▶ **Challenge**
The listing must be reproduced in full, exactly as it stands.
---------- Excerpted data
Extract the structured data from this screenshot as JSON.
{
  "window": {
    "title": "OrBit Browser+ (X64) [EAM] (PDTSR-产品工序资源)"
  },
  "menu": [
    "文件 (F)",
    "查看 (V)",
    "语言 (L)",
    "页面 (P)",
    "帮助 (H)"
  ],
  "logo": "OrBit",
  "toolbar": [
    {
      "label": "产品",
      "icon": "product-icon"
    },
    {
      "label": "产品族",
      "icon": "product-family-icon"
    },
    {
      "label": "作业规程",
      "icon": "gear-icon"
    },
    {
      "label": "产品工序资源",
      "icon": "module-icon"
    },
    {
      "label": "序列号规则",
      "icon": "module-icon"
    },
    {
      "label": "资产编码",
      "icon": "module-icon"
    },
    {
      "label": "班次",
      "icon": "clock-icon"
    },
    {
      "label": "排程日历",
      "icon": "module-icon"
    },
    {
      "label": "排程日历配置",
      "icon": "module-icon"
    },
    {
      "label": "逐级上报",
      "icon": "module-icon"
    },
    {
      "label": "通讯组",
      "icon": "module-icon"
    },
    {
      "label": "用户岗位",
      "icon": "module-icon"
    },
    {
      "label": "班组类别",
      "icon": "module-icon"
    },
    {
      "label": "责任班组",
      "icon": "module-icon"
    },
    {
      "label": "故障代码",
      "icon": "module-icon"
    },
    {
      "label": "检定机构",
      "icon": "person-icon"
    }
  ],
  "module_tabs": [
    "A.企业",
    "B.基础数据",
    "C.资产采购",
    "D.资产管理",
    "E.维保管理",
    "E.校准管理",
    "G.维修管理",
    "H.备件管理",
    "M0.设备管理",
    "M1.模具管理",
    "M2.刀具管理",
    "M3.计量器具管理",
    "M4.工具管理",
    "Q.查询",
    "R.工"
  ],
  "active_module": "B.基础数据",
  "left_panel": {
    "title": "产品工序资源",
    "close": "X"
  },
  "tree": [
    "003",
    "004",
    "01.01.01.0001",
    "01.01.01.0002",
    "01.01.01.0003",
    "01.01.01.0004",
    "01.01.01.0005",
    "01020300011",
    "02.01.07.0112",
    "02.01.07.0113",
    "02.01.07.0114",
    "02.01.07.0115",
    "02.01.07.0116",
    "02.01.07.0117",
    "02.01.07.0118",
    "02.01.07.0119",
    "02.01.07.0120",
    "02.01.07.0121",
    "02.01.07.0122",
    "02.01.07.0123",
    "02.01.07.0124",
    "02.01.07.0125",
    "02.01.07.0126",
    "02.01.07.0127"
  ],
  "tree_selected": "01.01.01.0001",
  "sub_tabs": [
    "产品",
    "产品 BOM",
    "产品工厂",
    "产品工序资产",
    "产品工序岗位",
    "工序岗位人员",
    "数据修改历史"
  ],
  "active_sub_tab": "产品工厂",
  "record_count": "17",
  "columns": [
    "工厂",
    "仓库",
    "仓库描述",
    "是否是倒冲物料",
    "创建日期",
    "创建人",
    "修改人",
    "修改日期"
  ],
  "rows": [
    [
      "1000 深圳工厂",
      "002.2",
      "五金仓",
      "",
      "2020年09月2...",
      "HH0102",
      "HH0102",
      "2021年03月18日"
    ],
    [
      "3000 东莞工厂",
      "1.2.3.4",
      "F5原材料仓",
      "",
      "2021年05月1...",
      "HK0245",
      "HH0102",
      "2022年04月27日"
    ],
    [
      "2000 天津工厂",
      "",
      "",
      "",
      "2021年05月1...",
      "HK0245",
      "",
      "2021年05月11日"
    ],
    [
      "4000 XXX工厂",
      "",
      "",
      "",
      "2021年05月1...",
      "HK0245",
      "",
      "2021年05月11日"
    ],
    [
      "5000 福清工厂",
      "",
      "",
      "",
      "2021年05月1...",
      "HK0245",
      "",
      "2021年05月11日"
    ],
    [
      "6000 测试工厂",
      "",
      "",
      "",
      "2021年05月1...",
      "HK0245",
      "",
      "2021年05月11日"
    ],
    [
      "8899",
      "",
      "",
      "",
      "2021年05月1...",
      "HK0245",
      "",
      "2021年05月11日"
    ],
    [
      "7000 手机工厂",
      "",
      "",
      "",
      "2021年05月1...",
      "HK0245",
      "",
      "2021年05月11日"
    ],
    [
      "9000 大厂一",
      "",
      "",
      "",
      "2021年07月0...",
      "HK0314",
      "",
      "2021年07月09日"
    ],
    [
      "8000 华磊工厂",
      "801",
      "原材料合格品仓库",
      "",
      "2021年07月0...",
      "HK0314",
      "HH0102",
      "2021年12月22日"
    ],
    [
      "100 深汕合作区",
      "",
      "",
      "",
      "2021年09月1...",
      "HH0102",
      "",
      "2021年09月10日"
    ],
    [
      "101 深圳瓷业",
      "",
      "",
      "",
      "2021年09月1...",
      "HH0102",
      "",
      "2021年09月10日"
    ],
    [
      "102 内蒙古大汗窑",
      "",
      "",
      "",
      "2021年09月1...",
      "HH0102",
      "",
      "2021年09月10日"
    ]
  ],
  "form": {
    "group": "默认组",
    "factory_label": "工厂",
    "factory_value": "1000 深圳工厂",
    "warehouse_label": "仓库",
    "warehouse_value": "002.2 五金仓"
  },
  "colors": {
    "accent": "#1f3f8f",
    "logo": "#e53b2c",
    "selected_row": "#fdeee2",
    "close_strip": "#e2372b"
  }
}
--------------------
▶ **Worked answer**
Extract the structured data from this screenshot as JSON.
{
  "window": {
    "title": "OrBit Browser+ (X64) [EAM] (PDTSR-产品工序资源)"
  },
  "menu": [
    "文件 (F)",
    "查看 (V)",
    "语言 (L)",
    "页面 (P)",
    "帮助 (H)"
  ],
  "logo": "OrBit",
  "toolbar": [
    {
      "label": "产品",
      "icon": "product-icon"
    },
    {
      "label": "产品族",
      "icon": "product-family-icon"
    },
    {
      "label": "作业规程",
      "icon": "gear-icon"
    },
    {
      "label": "产品工序资源",
      "icon": "module-icon"
    },
    {
      "label": "序列号规则",
      "icon": "module-icon"
    },
    {
      "label": "资产编码",
      "icon": "module-icon"
    },
    {
      "label": "班次",
      "icon": "clock-icon"
    },
    {
      "label": "排程日历",
      "icon": "module-icon"
    },
    {
      "label": "排程日历配置",
      "icon": "module-icon"
    },
    {
      "label": "逐级上报",
      "icon": "module-icon"
    },
    {
      "label": "通讯组",
      "icon": "module-icon"
    },
    {
      "label": "用户岗位",
      "icon": "module-icon"
    },
    {
      "label": "班组类别",
      "icon": "module-icon"
    },
    {
      "label": "责任班组",
      "icon": "module-icon"
    },
    {
      "label": "故障代码",
      "icon": "module-icon"
    },
    {
      "label": "检定机构",
      "icon": "person-icon"
    }
  ],
  "module_tabs": [
    "A.企业",
    "B.基础数据",
    "C.资产采购",
    "D.资产管理",
    "E.维保管理",
    "E.校准管理",
    "G.维修管理",
    "H.备件管理",
    "M0.设备管理",
    "M1.模具管理",
    "M2.刀具管理",
    "M3.计量器具管理",
    "M4.工具管理",
    "Q.查询",
    "R.工"
  ],
  "active_module": "B.基础数据",
  "left_panel": {
    "title": "产品工序资源",
    "close": "X"
  },
  "tree": [
    "003",
    "004",
    "01.01.01.0001",
    "01.01.01.0002",
    "01.01.01.0003",
    "01.01.01.0004",
    "01.01.01.0005",
    "01020300011",
    "02.01.07.0112",
    "02.01.07.0113",
    "02.01.07.0114",
    "02.01.07.0115",
    "02.01.07.0116",
    "02.01.07.0117",
    "02.01.07.0118",
    "02.01.07.0119",
    "02.01.07.0120",
    "02.01.07.0121",
    "02.01.07.0122",
    "02.01.07.0123",
    "02.01.07.0124",
    "02.01.07.0125",
    "02.01.07.0126",
    "02.01.07.0127"
  ],
  "tree_selected": "01.01.01.0001",
  "sub_tabs": [
    "产品",
    "产品 BOM",
    "产品工厂",
    "产品工序资产",
    "产品工序岗位",
    "工序岗位人员",
    "数据修改历史"
  ],
  "active_sub_tab": "产品工厂",
  "record_count": "17",
  "columns": [
    "工厂",
    "仓库",
    "仓库描述",
    "是否是倒冲物料",
    "创建日期",
    "创建人",
    "修改人",
    "修改日期"
  ],
  "rows": [
    [
      "1000 深圳工厂",
      "002.2",
      "五金仓",
      "",
      "2020年09月2...",
      "HH0102",
      "HH0102",
      "2021年03月18日"
    ],
    [
      "3000 东莞工厂",
      "1.2.3.4",
      "F5原材料仓",
      "",
      "2021年05月1...",
      "HK0245",
      "HH0102",
      "2022年04月27日"
    ],
    [
      "2000 天津工厂",
      "",
      "",
      "",
      "2021年05月1...",
      "HK0245",
      "",
      "2021年05月11日"
    ],
    [
      "4000 XXX工厂",
      "",
      "",
      "",
      "2021年05月1...",
      "HK0245",
      "",
      "2021年05月11日"
    ],
    [
      "5000 福清工厂",
      "",
      "",
      "",
      "2021年05月1...",
      "HK0245",
      "",
      "2021年05月11日"
    ],
    [
      "6000 测试工厂",
      "",
      "",
      "",
      "2021年05月1...",
      "HK0245",
      "",
      "2021年05月11日"
    ],
    [
      "8899",
      "",
      "",
      "",
      "2021年05月1...",
      "HK0245",
      "",
      "2021年05月11日"
    ],
    [
      "7000 手机工厂",
      "",
      "",
      "",
      "2021年05月1...",
      "HK0245",
      "",
      "2021年05月11日"
    ],
    [
      "9000 大厂一",
      "",
      "",
      "",
      "2021年07月0...",
      "HK0314",
      "",
      "2021年07月09日"
    ],
    [
      "8000 华磊工厂",
      "801",
      "原材料合格品仓库",
      "",
      "2021年07月0...",
      "HK0314",
      "HH0102",
      "2021年12月22日"
    ],
    [
      "100 深汕合作区",
      "",
      "",
      "",
      "2021年09月1...",
      "HH0102",
      "",
      "2021年09月10日"
    ],
    [
      "101 深圳瓷业",
      "",
      "",
      "",
      "2021年09月1...",
      "HH0102",
      "",
      "2021年09月10日"
    ],
    [
      "102 内蒙古大汗窑",
      "",
      "",
      "",
      "2021年09月1...",
      "HH0102",
      "",
      "2021年09月10日"
    ]
  ],
  "form": {
    "group": "默认组",
    "factory_label": "工厂",
    "factory_value": "1000 深圳工厂",
    "warehouse_label": "仓库",
    "warehouse_value": "002.2 五金仓"
  },
  "colors": {
    "accent": "#1f3f8f",
    "logo": "#e53b2c",
    "selected_row": "#fdeee2",
    "close_strip": "#e2372b"
  }
}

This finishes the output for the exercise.